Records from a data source
--
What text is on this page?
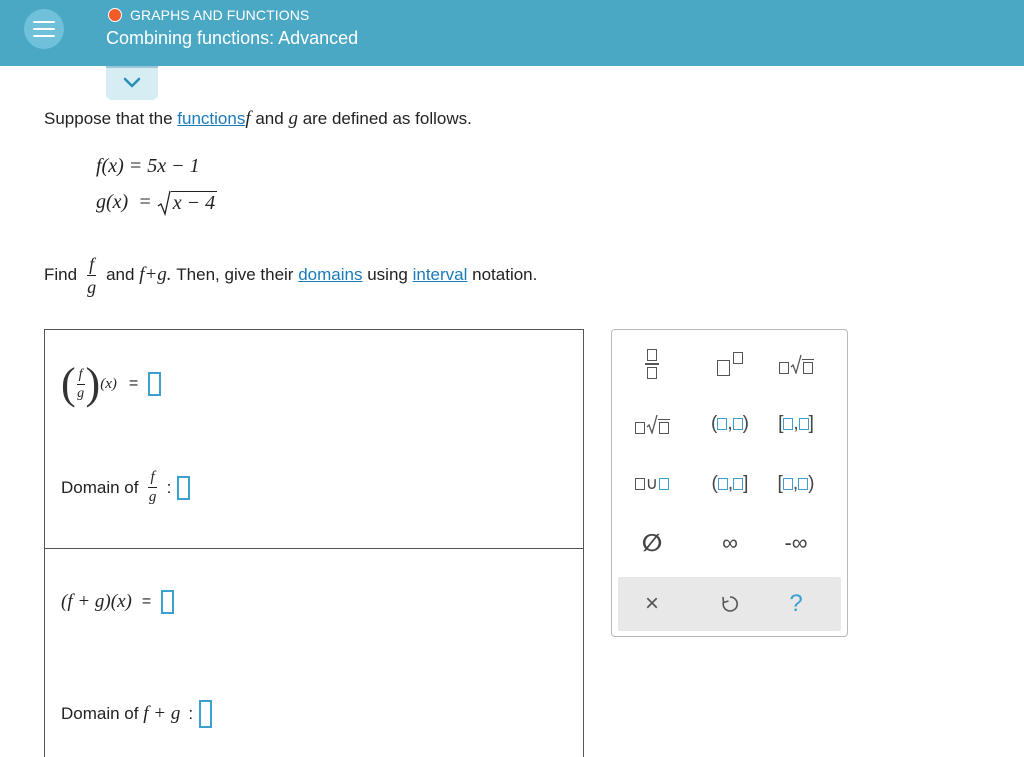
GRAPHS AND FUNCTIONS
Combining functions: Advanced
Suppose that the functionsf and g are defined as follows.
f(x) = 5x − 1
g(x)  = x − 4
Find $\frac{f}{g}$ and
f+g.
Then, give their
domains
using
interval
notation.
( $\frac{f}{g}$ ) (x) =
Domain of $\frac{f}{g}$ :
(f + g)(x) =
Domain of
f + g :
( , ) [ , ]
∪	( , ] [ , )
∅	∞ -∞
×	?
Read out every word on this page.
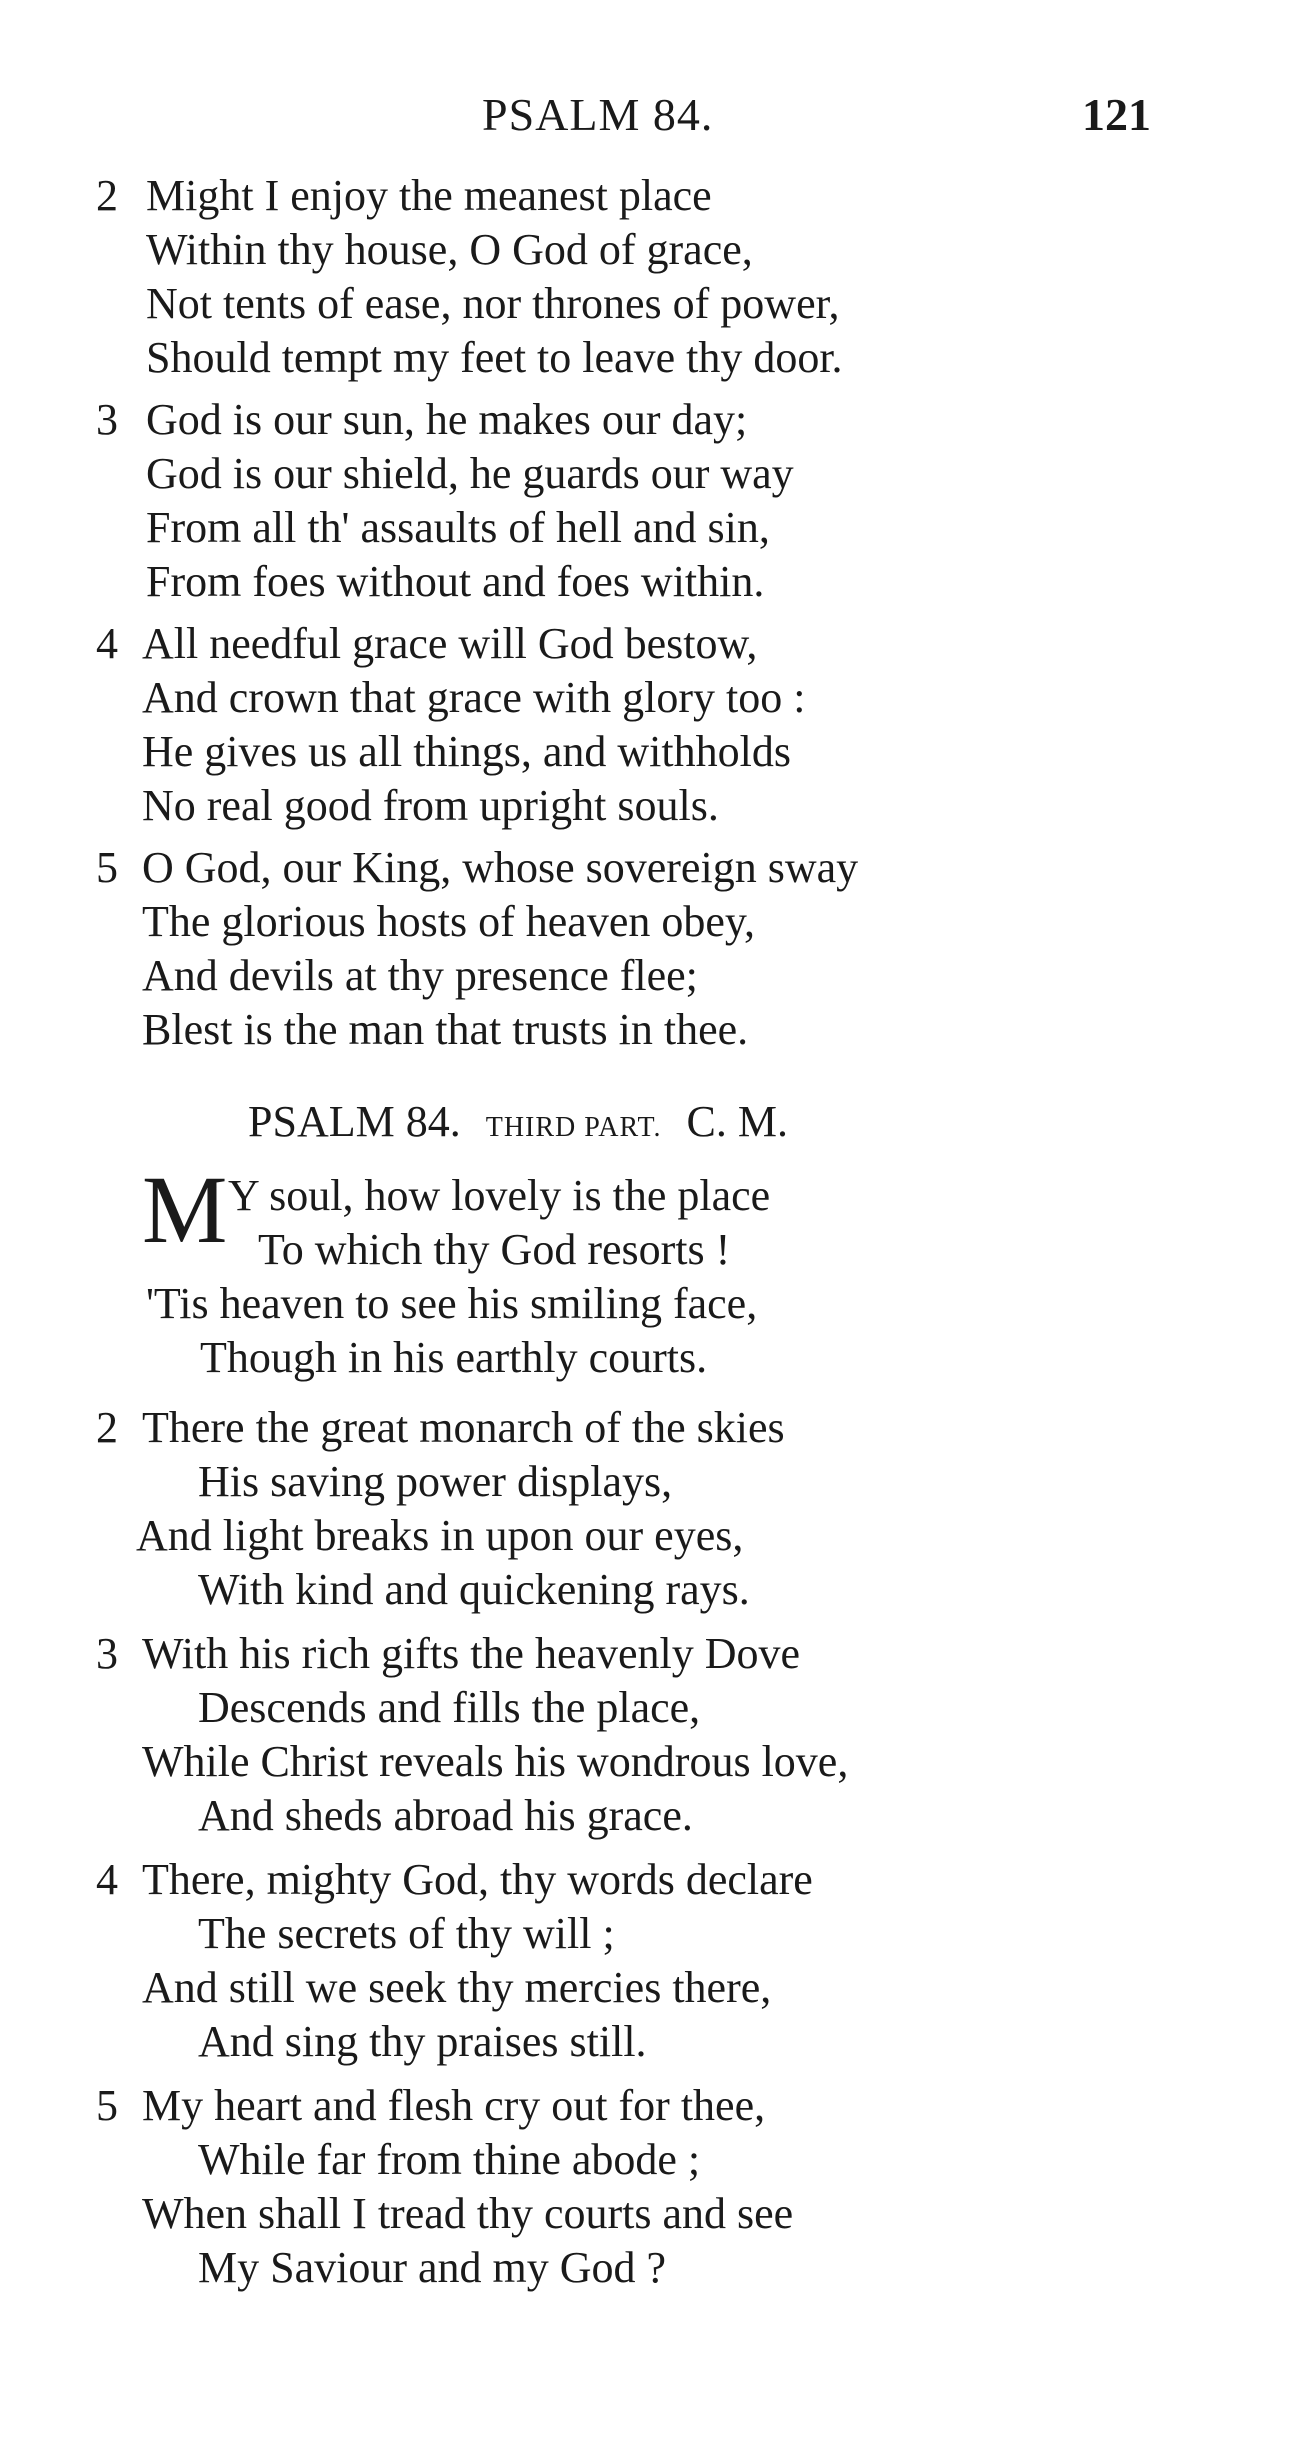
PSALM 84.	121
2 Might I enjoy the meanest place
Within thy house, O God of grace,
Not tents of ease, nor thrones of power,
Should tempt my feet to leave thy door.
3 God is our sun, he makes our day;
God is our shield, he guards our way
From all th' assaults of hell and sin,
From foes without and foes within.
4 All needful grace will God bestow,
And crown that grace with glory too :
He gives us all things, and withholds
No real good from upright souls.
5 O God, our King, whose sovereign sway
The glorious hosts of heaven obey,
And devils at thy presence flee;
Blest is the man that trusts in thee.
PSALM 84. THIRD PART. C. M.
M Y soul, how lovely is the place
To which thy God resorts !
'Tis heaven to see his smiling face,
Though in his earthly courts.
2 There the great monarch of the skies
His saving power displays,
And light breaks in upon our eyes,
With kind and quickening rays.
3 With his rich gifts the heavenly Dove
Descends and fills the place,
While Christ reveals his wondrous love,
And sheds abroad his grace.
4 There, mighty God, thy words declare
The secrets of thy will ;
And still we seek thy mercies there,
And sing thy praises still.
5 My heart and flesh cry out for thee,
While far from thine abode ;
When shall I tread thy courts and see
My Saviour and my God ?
--
> **To do**: Leave out every picture, and repeat word for word only the lines from the one holding "Read out every word on this page." through the end of the entries above, both ends included.

> **The response**:
Read out every word on this page.
PSALM 84.	121
2 Might I enjoy the meanest place
Within thy house, O God of grace,
Not tents of ease, nor thrones of power,
Should tempt my feet to leave thy door.
3 God is our sun, he makes our day;
God is our shield, he guards our way
From all th' assaults of hell and sin,
From foes without and foes within.
4 All needful grace will God bestow,
And crown that grace with glory too :
He gives us all things, and withholds
No real good from upright souls.
5 O God, our King, whose sovereign sway
The glorious hosts of heaven obey,
And devils at thy presence flee;
Blest is the man that trusts in thee.
PSALM 84. THIRD PART. C. M.
M Y soul, how lovely is the place
To which thy God resorts !
'Tis heaven to see his smiling face,
Though in his earthly courts.
2 There the great monarch of the skies
His saving power displays,
And light breaks in upon our eyes,
With kind and quickening rays.
3 With his rich gifts the heavenly Dove
Descends and fills the place,
While Christ reveals his wondrous love,
And sheds abroad his grace.
4 There, mighty God, thy words declare
The secrets of thy will ;
And still we seek thy mercies there,
And sing thy praises still.
5 My heart and flesh cry out for thee,
While far from thine abode ;
When shall I tread thy courts and see
My Saviour and my God ?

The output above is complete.